'''
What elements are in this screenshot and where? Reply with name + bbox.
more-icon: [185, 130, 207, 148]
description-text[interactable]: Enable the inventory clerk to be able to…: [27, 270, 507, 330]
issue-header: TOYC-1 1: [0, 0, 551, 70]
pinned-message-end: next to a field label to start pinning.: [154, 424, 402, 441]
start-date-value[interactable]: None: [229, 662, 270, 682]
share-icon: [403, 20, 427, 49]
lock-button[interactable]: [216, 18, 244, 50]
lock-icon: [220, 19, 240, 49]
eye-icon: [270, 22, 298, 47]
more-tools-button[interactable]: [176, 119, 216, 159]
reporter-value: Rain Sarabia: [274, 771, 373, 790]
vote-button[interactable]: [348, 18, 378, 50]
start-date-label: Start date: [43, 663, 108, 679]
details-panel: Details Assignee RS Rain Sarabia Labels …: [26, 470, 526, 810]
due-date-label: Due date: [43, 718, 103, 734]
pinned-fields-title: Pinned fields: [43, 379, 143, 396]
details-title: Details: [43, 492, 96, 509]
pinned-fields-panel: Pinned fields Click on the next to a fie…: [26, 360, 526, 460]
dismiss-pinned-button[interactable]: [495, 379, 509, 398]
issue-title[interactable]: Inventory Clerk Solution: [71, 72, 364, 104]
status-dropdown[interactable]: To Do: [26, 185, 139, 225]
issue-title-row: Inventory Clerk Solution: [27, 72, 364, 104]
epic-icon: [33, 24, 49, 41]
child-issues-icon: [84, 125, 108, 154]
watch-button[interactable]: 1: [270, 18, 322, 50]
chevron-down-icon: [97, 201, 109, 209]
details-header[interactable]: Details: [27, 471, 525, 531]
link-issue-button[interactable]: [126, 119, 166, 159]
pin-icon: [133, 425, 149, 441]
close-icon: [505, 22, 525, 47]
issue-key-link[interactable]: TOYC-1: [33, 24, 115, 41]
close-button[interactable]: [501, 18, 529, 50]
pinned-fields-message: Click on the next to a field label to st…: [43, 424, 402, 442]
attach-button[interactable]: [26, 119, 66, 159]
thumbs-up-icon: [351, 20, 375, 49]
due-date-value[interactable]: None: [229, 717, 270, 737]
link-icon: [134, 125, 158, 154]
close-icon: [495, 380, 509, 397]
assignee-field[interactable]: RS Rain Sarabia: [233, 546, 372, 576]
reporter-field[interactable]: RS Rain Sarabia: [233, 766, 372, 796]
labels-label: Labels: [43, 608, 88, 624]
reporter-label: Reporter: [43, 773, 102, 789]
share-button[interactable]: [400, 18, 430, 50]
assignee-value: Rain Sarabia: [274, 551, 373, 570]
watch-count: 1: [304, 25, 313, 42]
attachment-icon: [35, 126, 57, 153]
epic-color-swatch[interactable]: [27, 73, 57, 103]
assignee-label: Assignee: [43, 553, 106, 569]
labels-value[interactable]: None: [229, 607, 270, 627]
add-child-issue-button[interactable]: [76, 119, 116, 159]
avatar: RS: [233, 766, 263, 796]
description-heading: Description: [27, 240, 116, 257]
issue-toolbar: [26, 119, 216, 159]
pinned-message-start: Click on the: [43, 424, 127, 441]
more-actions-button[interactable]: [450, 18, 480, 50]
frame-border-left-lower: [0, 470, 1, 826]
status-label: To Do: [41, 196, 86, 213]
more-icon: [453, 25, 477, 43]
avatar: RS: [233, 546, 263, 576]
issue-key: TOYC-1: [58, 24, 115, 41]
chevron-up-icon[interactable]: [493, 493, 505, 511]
'''
Convert every line above into a JSON list of strings, one string per line, leaving out blank lines.

Reply
[
  "What elements are in this screenshot and where? Reply with name + bbox.",
  "more-icon: [185, 130, 207, 148]",
  "description-text[interactable]: Enable the inventory clerk to be able to…: [27, 270, 507, 330]",
  "issue-header: TOYC-1 1: [0, 0, 551, 70]",
  "pinned-message-end: next to a field label to start pinning.: [154, 424, 402, 441]",
  "start-date-value[interactable]: None: [229, 662, 270, 682]",
  "share-icon: [403, 20, 427, 49]",
  "lock-button[interactable]: [216, 18, 244, 50]",
  "lock-icon: [220, 19, 240, 49]",
  "eye-icon: [270, 22, 298, 47]",
  "more-tools-button[interactable]: [176, 119, 216, 159]",
  "reporter-value: Rain Sarabia: [274, 771, 373, 790]",
  "vote-button[interactable]: [348, 18, 378, 50]",
  "start-date-label: Start date: [43, 663, 108, 679]",
  "details-panel: Details Assignee RS Rain Sarabia Labels …: [26, 470, 526, 810]",
  "due-date-label: Due date: [43, 718, 103, 734]",
  "pinned-fields-title: Pinned fields: [43, 379, 143, 396]",
  "details-title: Details: [43, 492, 96, 509]",
  "pinned-fields-panel: Pinned fields Click on the next to a fie…: [26, 360, 526, 460]",
  "dismiss-pinned-button[interactable]: [495, 379, 509, 398]",
  "issue-title[interactable]: Inventory Clerk Solution: [71, 72, 364, 104]",
  "status-dropdown[interactable]: To Do: [26, 185, 139, 225]",
  "issue-title-row: Inventory Clerk Solution: [27, 72, 364, 104]",
  "epic-icon: [33, 24, 49, 41]",
  "child-issues-icon: [84, 125, 108, 154]",
  "watch-button[interactable]: 1: [270, 18, 322, 50]",
  "chevron-down-icon: [97, 201, 109, 209]",
  "details-header[interactable]: Details: [27, 471, 525, 531]",
  "link-issue-button[interactable]: [126, 119, 166, 159]",
  "pin-icon: [133, 425, 149, 441]",
  "close-icon: [505, 22, 525, 47]",
  "issue-key-link[interactable]: TOYC-1: [33, 24, 115, 41]",
  "close-button[interactable]: [501, 18, 529, 50]",
  "pinned-fields-message: Click on the next to a field label to st…: [43, 424, 402, 442]",
  "attach-button[interactable]: [26, 119, 66, 159]",
  "thumbs-up-icon: [351, 20, 375, 49]",
  "due-date-value[interactable]: None: [229, 717, 270, 737]",
  "link-icon: [134, 125, 158, 154]",
  "close-icon: [495, 380, 509, 397]",
  "assignee-field[interactable]: RS Rain Sarabia: [233, 546, 372, 576]",
  "reporter-field[interactable]: RS Rain Sarabia: [233, 766, 372, 796]",
  "labels-label: Labels: [43, 608, 88, 624]",
  "reporter-label: Reporter: [43, 773, 102, 789]",
  "share-button[interactable]: [400, 18, 430, 50]",
  "assignee-value: Rain Sarabia: [274, 551, 373, 570]",
  "watch-count: 1: [304, 25, 313, 42]",
  "attachment-icon: [35, 126, 57, 153]",
  "epic-color-swatch[interactable]: [27, 73, 57, 103]",
  "assignee-label: Assignee: [43, 553, 106, 569]",
  "labels-value[interactable]: None: [229, 607, 270, 627]",
  "add-child-issue-button[interactable]: [76, 119, 116, 159]",
  "avatar: RS: [233, 766, 263, 796]",
  "description-heading: Description: [27, 240, 116, 257]",
  "issue-toolbar: [26, 119, 216, 159]",
  "pinned-message-start: Click on the: [43, 424, 127, 441]",
  "more-actions-button[interactable]: [450, 18, 480, 50]",
  "frame-border-left-lower: [0, 470, 1, 826]",
  "status-label: To Do: [41, 196, 86, 213]",
  "more-icon: [453, 25, 477, 43]",
  "avatar: RS: [233, 546, 263, 576]",
  "issue-key: TOYC-1: [58, 24, 115, 41]",
  "chevron-up-icon[interactable]: [493, 493, 505, 511]"
]